# [WHAT NEEDS TO BE DONE]
Filter the entries that follow, copying every line in which the word "screenshot" appears.

# [Figure contents as structured data]
* BEGIN *

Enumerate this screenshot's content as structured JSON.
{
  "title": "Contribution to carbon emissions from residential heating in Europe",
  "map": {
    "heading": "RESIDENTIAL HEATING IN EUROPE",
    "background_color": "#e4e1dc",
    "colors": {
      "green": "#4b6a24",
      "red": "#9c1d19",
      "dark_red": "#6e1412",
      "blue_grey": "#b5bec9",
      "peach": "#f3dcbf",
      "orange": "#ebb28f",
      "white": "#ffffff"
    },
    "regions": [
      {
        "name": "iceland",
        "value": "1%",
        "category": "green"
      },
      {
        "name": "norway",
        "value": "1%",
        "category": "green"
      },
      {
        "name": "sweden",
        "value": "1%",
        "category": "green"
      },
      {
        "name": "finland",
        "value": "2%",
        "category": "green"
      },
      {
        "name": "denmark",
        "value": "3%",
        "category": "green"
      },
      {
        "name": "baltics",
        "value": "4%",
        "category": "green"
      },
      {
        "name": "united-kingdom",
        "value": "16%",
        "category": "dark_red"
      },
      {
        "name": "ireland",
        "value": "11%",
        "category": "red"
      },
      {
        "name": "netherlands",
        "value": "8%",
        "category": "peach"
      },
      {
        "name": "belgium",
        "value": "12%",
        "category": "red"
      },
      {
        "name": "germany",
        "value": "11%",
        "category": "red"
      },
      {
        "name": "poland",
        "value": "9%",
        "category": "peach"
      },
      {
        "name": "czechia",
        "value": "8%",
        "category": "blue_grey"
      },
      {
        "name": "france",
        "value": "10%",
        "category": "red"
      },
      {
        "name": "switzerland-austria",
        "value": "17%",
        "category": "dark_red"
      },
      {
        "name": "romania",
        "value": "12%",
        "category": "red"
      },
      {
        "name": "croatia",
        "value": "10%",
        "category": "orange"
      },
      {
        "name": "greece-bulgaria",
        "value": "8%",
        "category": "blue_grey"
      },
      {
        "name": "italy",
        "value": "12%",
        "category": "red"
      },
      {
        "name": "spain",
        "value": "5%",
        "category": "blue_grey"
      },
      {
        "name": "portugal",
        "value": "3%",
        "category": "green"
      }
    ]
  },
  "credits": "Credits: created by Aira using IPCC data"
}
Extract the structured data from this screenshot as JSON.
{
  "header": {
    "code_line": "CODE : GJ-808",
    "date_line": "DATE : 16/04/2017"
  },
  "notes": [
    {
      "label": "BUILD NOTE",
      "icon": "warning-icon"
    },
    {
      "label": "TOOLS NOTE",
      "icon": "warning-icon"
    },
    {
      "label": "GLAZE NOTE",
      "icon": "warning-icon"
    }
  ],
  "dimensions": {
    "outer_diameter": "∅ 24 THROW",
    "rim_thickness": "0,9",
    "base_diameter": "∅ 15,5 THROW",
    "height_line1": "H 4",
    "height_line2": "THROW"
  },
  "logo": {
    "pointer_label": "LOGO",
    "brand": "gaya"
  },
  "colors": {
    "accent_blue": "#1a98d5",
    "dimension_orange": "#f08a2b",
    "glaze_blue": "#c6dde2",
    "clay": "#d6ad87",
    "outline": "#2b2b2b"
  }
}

* END *

# [SOLVED EXERCISE]
Enumerate this screenshot's content as structured JSON.
Extract the structured data from this screenshot as JSON.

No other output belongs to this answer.